■ **GOAL**
Write out every record in full, exactly as written, please.

(Collected data entries)
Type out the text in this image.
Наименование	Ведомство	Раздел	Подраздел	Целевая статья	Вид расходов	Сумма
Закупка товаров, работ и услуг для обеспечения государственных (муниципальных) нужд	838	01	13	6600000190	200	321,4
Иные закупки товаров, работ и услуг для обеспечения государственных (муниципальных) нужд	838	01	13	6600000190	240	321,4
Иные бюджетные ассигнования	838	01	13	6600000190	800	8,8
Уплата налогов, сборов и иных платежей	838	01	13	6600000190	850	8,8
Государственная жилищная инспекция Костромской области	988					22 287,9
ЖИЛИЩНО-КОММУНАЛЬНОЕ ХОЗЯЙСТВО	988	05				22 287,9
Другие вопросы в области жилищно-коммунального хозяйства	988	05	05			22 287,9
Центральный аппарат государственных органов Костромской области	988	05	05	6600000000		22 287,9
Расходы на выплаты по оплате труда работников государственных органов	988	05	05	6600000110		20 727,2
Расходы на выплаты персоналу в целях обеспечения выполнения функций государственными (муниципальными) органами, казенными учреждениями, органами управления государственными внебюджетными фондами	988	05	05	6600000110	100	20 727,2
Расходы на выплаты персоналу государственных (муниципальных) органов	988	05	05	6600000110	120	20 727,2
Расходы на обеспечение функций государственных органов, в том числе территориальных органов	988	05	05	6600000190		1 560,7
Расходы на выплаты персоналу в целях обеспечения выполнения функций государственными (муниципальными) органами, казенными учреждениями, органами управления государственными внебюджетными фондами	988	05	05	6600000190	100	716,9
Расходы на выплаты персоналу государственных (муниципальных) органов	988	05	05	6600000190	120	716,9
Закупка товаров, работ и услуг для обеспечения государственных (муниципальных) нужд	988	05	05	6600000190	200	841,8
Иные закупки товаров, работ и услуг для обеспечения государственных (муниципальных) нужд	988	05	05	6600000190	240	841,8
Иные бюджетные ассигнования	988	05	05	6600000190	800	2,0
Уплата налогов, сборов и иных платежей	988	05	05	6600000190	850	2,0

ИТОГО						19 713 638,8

■ **RIGHT ANSWER**
Type out the text in this image.
Наименование	Ведомство	Раздел	Подраздел	Целевая статья	Вид расходов	Сумма
Закупка товаров, работ и услуг для обеспечения государственных (муниципальных) нужд	838	01	13	6600000190	200	321,4
Иные закупки товаров, работ и услуг для обеспечения государственных (муниципальных) нужд	838	01	13	6600000190	240	321,4
Иные бюджетные ассигнования	838	01	13	6600000190	800	8,8
Уплата налогов, сборов и иных платежей	838	01	13	6600000190	850	8,8
Государственная жилищная инспекция Костромской области	988					22 287,9
ЖИЛИЩНО-КОММУНАЛЬНОЕ ХОЗЯЙСТВО	988	05				22 287,9
Другие вопросы в области жилищно-коммунального хозяйства	988	05	05			22 287,9
Центральный аппарат государственных органов Костромской области	988	05	05	6600000000		22 287,9
Расходы на выплаты по оплате труда работников государственных органов	988	05	05	6600000110		20 727,2
Расходы на выплаты персоналу в целях обеспечения выполнения функций государственными (муниципальными) органами, казенными учреждениями, органами управления государственными внебюджетными фондами	988	05	05	6600000110	100	20 727,2
Расходы на выплаты персоналу государственных (муниципальных) органов	988	05	05	6600000110	120	20 727,2
Расходы на обеспечение функций государственных органов, в том числе территориальных органов	988	05	05	6600000190		1 560,7
Расходы на выплаты персоналу в целях обеспечения выполнения функций государственными (муниципальными) органами, казенными учреждениями, органами управления государственными внебюджетными фондами	988	05	05	6600000190	100	716,9
Расходы на выплаты персоналу государственных (муниципальных) органов	988	05	05	6600000190	120	716,9
Закупка товаров, работ и услуг для обеспечения государственных (муниципальных) нужд	988	05	05	6600000190	200	841,8
Иные закупки товаров, работ и услуг для обеспечения государственных (муниципальных) нужд	988	05	05	6600000190	240	841,8
Иные бюджетные ассигнования	988	05	05	6600000190	800	2,0
Уплата налогов, сборов и иных платежей	988	05	05	6600000190	850	2,0

ИТОГО						19 713 638,8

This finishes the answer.